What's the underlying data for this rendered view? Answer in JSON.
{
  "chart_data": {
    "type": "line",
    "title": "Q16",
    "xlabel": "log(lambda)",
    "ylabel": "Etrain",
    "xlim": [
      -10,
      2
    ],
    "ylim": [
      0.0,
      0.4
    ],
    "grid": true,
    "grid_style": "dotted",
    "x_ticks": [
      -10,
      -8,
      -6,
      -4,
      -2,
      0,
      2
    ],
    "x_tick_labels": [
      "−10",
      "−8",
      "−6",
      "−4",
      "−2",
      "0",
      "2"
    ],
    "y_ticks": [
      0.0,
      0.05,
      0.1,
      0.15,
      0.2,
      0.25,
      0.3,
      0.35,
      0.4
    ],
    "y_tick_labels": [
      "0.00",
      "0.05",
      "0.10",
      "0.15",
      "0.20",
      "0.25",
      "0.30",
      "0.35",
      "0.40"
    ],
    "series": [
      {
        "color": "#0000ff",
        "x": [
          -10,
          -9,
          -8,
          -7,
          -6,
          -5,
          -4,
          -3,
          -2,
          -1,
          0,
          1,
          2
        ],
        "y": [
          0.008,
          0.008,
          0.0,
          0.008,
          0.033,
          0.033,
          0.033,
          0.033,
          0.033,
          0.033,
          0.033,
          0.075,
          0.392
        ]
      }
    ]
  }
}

□ □ □ □

Request
Using the material above, print every entry exactly as written.

Exercise answer
What's the underlying data for this rendered view? Answer in JSON.
{
  "chart_data": {
    "type": "line",
    "title": "Q16",
    "xlabel": "log(lambda)",
    "ylabel": "Etrain",
    "xlim": [
      -10,
      2
    ],
    "ylim": [
      0.0,
      0.4
    ],
    "grid": true,
    "grid_style": "dotted",
    "x_ticks": [
      -10,
      -8,
      -6,
      -4,
      -2,
      0,
      2
    ],
    "x_tick_labels": [
      "−10",
      "−8",
      "−6",
      "−4",
      "−2",
      "0",
      "2"
    ],
    "y_ticks": [
      0.0,
      0.05,
      0.1,
      0.15,
      0.2,
      0.25,
      0.3,
      0.35,
      0.4
    ],
    "y_tick_labels": [
      "0.00",
      "0.05",
      "0.10",
      "0.15",
      "0.20",
      "0.25",
      "0.30",
      "0.35",
      "0.40"
    ],
    "series": [
      {
        "color": "#0000ff",
        "x": [
          -10,
          -9,
          -8,
          -7,
          -6,
          -5,
          -4,
          -3,
          -2,
          -1,
          0,
          1,
          2
        ],
        "y": [
          0.008,
          0.008,
          0.0,
          0.008,
          0.033,
          0.033,
          0.033,
          0.033,
          0.033,
          0.033,
          0.033,
          0.075,
          0.392
        ]
      }
    ]
  }
}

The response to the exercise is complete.